* [The problem]: Where the word "morning" occurs in a line, return that line.

[Recorded data]
******************************
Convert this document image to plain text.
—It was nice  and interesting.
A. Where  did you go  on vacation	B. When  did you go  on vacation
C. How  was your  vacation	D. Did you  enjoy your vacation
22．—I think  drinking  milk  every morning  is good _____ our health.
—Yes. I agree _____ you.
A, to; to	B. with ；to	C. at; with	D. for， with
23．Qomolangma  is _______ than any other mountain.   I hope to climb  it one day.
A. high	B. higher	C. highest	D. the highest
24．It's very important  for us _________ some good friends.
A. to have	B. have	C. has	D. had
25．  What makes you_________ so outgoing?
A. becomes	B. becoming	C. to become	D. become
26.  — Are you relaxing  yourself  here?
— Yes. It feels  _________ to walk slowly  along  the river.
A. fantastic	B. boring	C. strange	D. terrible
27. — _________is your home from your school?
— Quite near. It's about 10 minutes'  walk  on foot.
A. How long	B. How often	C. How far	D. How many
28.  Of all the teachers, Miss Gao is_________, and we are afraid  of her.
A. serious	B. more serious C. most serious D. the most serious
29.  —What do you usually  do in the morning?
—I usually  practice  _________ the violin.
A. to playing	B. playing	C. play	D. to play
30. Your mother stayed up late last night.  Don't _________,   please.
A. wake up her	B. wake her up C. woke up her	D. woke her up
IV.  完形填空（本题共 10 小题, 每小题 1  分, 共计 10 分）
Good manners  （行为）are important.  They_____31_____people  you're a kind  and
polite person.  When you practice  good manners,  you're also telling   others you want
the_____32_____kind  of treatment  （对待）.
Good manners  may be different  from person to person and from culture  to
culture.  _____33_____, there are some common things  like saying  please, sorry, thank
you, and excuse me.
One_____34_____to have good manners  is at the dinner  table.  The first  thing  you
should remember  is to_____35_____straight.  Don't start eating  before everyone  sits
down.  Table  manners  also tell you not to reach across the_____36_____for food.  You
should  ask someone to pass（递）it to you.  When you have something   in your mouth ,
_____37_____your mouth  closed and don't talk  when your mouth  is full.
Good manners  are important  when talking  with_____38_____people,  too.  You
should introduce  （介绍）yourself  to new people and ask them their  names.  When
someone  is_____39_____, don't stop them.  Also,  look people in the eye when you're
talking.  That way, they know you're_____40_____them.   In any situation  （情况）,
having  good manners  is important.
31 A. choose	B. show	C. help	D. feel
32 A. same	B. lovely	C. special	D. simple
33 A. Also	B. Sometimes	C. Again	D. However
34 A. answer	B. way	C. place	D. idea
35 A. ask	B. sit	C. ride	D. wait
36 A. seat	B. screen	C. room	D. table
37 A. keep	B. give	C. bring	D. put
******************************
* [Result of this exercise]:
22．—I think  drinking  milk  every morning  is good _____ our health.
29.  —What do you usually  do in the morning?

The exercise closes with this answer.